Collect all lines from the listing that include the string "Cards".

Dataset excerpt
(begin)

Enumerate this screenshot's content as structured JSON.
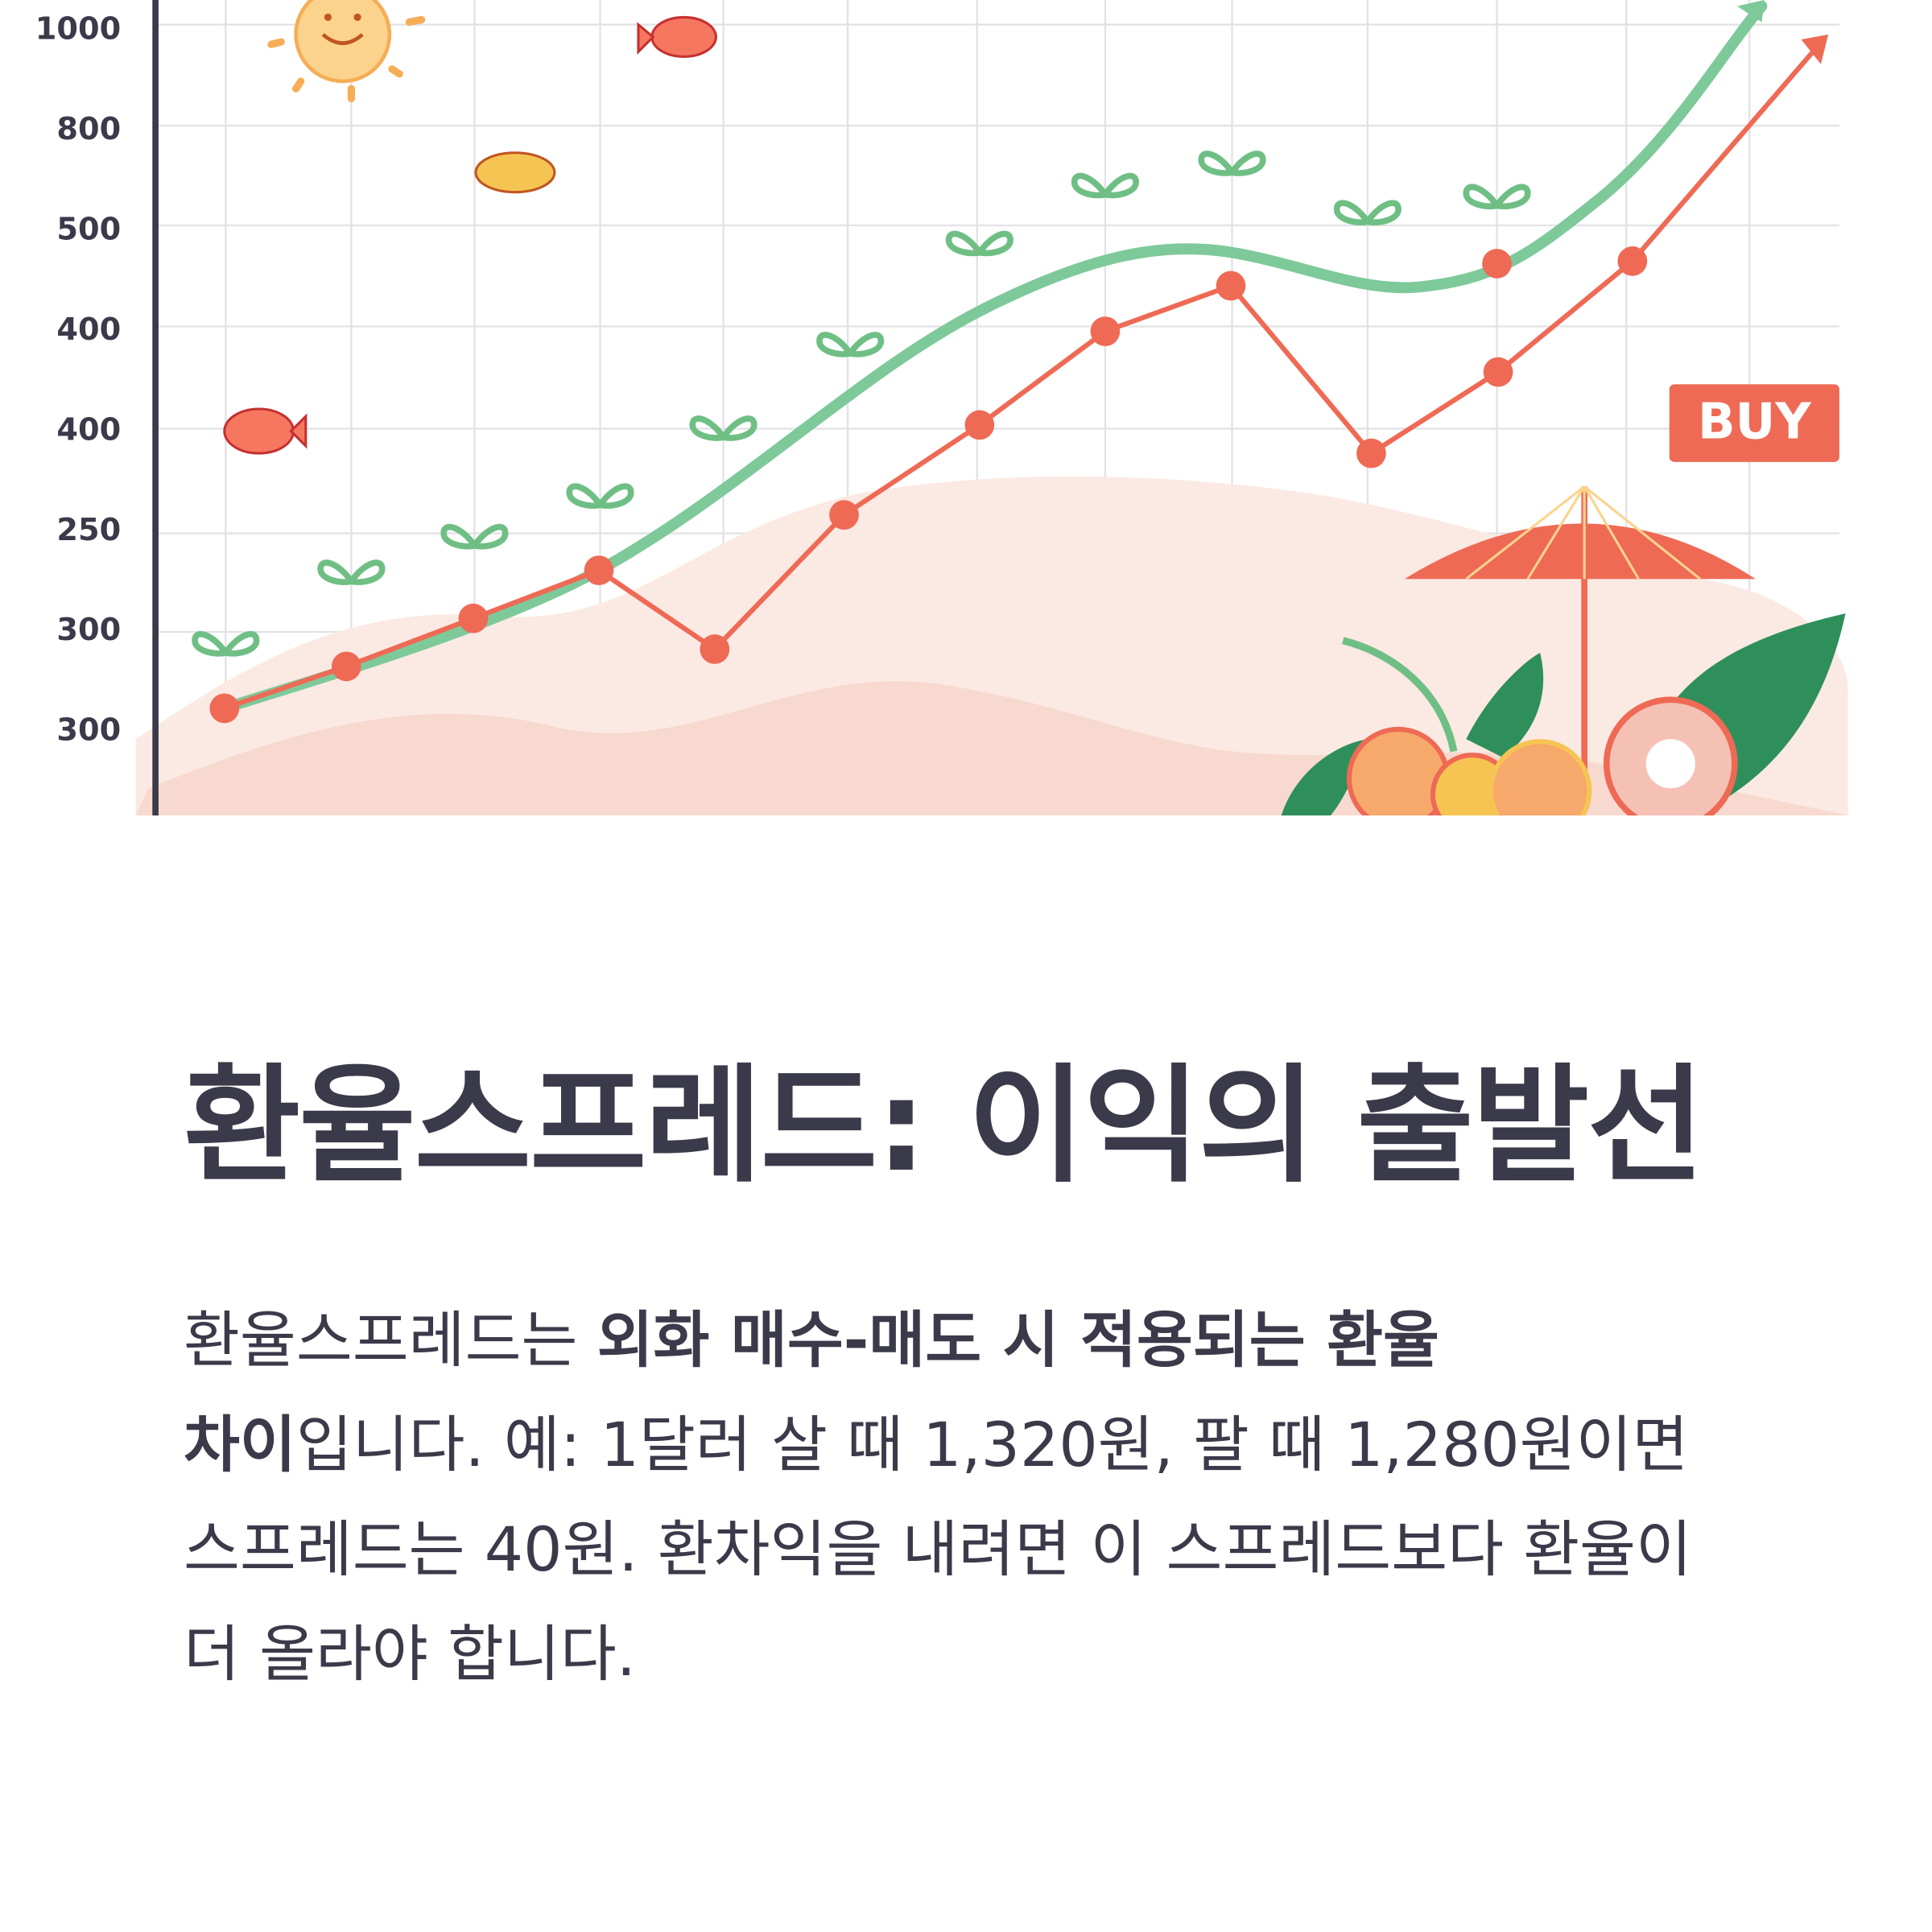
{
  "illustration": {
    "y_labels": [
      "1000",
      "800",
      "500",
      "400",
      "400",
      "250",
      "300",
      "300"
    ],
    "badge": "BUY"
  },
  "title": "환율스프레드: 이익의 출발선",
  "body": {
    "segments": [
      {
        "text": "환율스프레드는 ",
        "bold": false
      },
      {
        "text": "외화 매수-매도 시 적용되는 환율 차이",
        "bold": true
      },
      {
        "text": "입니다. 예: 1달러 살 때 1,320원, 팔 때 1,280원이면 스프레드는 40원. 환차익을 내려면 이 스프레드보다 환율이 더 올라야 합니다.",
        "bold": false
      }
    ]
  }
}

(end)
(begin)

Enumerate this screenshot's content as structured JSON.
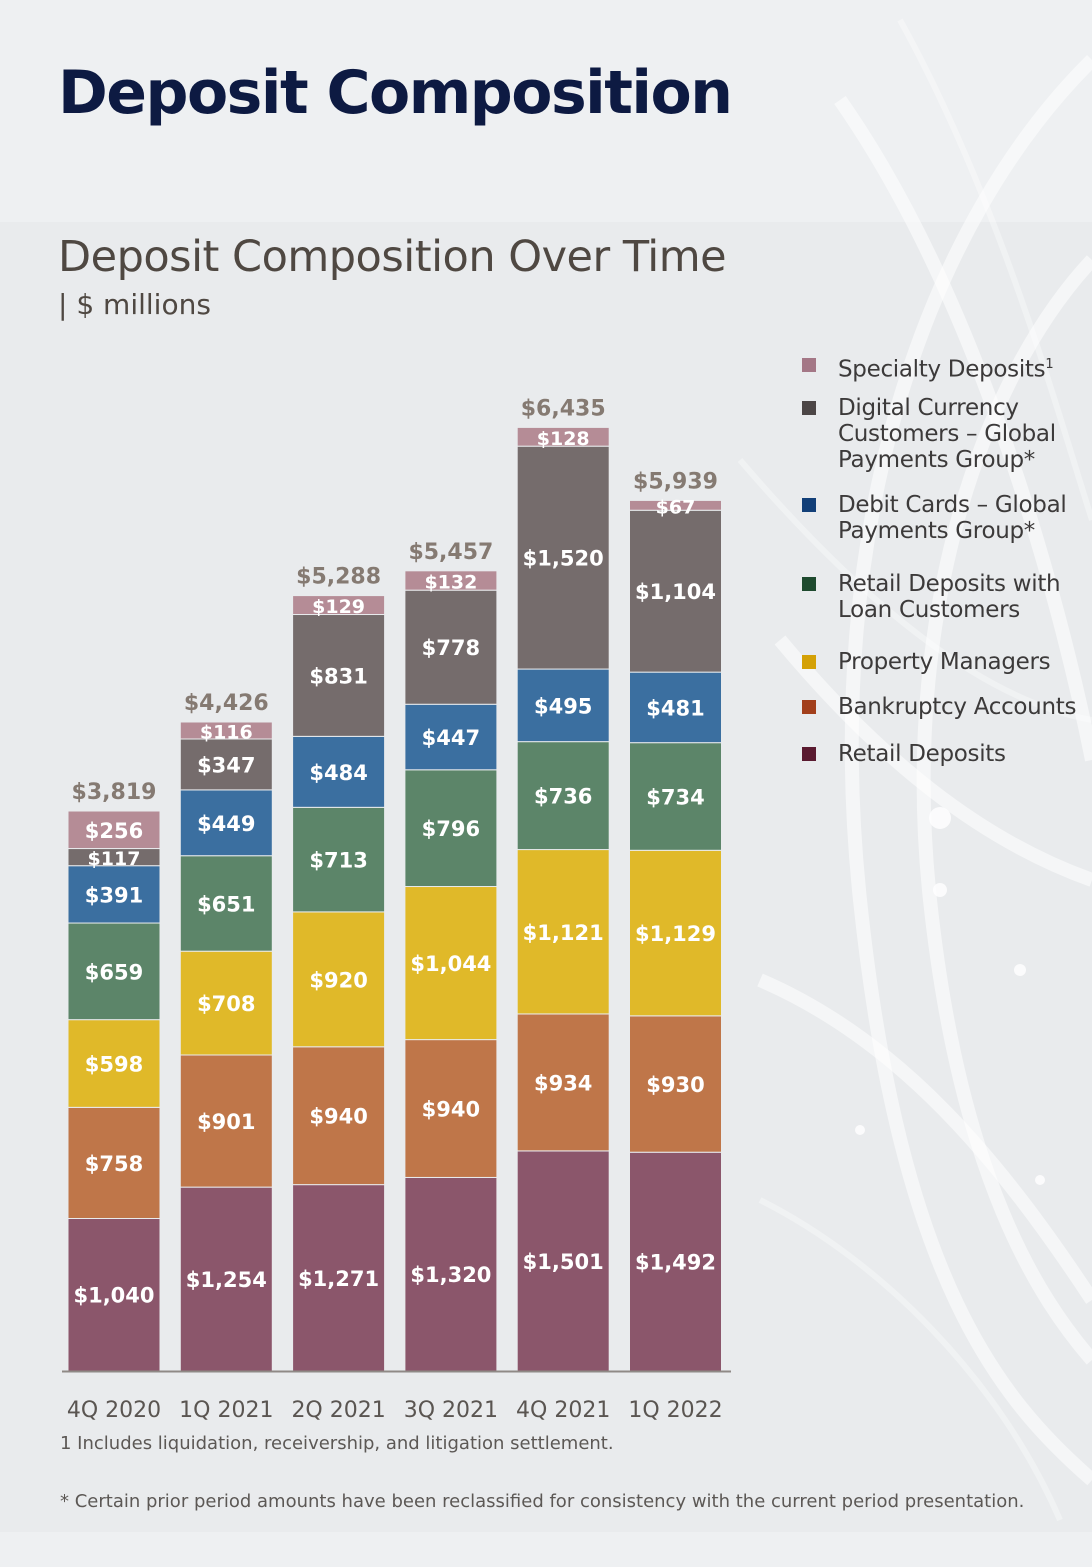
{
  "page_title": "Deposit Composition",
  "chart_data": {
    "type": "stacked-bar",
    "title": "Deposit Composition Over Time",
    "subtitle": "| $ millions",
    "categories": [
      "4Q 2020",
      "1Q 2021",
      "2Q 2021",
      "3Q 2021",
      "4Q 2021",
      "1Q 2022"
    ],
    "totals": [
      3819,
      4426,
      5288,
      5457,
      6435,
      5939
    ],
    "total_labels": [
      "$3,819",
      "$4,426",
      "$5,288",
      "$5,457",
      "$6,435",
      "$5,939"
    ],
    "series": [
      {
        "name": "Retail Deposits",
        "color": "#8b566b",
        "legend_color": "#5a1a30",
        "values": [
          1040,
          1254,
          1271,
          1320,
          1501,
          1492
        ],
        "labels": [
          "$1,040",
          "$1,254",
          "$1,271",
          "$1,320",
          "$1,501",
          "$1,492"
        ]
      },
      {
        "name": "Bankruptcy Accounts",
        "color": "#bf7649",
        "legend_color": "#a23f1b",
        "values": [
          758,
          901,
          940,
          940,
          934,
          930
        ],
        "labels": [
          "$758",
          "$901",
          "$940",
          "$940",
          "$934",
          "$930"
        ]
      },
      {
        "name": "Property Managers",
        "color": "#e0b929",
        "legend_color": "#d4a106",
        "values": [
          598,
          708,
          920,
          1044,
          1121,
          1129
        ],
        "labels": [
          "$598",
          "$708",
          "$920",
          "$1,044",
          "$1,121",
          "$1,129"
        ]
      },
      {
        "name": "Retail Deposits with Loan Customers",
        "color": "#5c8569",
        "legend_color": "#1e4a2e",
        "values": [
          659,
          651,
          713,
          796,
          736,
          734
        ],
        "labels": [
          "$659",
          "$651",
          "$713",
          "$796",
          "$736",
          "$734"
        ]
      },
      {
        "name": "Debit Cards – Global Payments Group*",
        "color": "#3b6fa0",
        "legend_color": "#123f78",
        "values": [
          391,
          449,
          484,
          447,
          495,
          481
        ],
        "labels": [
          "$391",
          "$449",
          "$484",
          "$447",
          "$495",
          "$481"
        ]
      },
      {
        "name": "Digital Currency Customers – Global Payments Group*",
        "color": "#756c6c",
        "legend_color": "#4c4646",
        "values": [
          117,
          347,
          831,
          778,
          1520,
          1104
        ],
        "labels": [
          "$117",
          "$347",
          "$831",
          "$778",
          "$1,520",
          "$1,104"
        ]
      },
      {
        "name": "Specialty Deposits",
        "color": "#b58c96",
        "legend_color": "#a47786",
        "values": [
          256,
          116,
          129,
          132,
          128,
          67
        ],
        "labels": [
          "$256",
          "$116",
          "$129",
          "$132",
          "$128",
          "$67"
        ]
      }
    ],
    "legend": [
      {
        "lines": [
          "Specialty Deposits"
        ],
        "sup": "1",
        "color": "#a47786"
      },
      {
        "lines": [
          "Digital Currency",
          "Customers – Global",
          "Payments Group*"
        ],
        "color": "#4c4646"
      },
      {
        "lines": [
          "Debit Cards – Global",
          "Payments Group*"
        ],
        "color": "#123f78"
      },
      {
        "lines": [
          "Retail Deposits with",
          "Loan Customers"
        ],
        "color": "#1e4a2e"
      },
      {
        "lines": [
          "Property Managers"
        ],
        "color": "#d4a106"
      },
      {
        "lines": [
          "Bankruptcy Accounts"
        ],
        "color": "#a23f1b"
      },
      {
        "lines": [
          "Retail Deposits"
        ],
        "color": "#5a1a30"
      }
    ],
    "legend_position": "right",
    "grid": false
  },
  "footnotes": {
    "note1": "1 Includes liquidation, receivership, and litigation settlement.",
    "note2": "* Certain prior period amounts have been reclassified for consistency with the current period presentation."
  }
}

(end)
(begin)

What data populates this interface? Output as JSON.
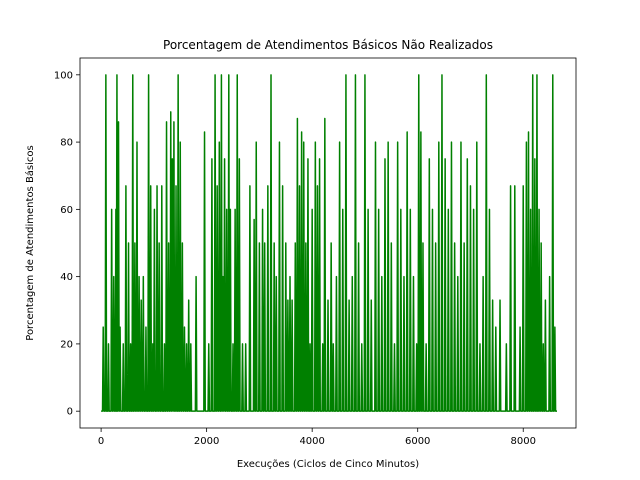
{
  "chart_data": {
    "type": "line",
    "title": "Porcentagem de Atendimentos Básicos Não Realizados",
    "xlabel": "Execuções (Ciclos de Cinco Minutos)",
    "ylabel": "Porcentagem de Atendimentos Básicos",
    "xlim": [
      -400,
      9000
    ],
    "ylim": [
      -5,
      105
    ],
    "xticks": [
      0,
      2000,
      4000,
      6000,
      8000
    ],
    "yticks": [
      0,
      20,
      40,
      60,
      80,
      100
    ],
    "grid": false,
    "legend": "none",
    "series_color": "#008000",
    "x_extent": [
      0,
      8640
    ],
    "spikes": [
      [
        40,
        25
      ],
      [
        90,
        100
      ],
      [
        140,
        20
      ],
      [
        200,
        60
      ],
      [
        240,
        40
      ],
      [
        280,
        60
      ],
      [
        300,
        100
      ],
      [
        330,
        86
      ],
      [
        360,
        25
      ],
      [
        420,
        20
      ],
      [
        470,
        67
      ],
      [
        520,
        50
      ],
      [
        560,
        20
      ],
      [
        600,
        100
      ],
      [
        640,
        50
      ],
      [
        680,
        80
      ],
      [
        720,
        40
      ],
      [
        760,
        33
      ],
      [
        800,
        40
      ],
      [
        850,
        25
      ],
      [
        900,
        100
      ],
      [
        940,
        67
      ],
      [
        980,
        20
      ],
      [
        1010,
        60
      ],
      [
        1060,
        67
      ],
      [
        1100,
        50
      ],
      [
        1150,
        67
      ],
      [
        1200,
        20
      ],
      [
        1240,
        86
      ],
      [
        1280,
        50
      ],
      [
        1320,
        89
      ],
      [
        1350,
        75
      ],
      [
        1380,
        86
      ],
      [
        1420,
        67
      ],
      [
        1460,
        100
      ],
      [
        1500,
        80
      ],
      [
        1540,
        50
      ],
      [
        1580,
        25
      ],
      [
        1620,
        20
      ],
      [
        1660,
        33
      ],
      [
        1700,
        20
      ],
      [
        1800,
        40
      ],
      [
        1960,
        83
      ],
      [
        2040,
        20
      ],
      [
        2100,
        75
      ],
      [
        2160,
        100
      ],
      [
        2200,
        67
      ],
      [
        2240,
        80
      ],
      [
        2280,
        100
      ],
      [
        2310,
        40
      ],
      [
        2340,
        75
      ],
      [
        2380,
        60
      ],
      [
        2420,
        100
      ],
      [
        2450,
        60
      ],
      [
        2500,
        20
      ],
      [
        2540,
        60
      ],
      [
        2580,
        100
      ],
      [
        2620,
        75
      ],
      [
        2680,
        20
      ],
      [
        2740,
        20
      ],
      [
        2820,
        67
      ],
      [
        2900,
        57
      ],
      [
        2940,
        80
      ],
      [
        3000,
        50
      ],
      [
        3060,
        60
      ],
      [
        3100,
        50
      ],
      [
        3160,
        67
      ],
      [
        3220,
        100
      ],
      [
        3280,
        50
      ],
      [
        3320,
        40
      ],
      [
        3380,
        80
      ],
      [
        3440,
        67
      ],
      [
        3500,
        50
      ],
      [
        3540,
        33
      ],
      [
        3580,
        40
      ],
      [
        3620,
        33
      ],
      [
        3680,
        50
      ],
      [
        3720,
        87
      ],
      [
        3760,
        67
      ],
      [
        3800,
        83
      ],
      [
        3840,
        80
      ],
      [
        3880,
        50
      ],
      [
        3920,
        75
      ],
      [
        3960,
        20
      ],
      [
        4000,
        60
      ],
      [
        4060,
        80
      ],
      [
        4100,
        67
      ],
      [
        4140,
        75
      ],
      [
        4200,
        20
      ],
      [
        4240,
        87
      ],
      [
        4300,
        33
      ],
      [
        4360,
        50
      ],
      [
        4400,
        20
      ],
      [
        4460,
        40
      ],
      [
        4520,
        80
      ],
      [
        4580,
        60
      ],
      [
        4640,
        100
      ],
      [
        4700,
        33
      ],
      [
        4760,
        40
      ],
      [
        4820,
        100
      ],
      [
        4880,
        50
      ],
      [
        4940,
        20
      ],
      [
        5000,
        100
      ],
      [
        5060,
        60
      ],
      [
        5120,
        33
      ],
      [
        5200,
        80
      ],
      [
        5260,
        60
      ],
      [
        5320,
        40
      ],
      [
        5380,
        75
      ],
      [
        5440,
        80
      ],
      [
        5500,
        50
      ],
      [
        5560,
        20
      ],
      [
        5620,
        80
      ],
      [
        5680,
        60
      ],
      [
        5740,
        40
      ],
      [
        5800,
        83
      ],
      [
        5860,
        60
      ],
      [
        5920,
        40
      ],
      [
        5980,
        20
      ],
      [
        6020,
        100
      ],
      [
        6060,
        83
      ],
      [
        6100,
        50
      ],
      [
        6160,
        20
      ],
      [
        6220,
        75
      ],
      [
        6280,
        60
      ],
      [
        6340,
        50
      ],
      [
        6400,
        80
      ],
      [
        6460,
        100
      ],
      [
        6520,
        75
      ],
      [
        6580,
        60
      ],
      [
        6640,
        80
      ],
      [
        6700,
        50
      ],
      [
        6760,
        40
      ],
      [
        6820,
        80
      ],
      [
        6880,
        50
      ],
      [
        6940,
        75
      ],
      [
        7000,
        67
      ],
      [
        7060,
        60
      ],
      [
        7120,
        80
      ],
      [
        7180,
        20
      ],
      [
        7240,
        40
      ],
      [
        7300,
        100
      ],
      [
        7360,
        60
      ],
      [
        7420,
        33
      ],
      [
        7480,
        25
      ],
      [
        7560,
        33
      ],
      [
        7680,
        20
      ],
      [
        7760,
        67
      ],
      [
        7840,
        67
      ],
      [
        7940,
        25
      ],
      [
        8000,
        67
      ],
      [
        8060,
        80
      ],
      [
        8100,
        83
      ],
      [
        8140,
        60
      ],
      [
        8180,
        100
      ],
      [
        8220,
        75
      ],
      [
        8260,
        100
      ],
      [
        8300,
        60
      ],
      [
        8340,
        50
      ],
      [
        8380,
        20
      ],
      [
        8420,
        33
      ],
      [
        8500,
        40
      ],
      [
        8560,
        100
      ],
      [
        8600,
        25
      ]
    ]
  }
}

(end)

=== RIGHT ANSWER ===
        "name": "Debit Cards – Global Payments Group*",
          "Debit Cards – Global",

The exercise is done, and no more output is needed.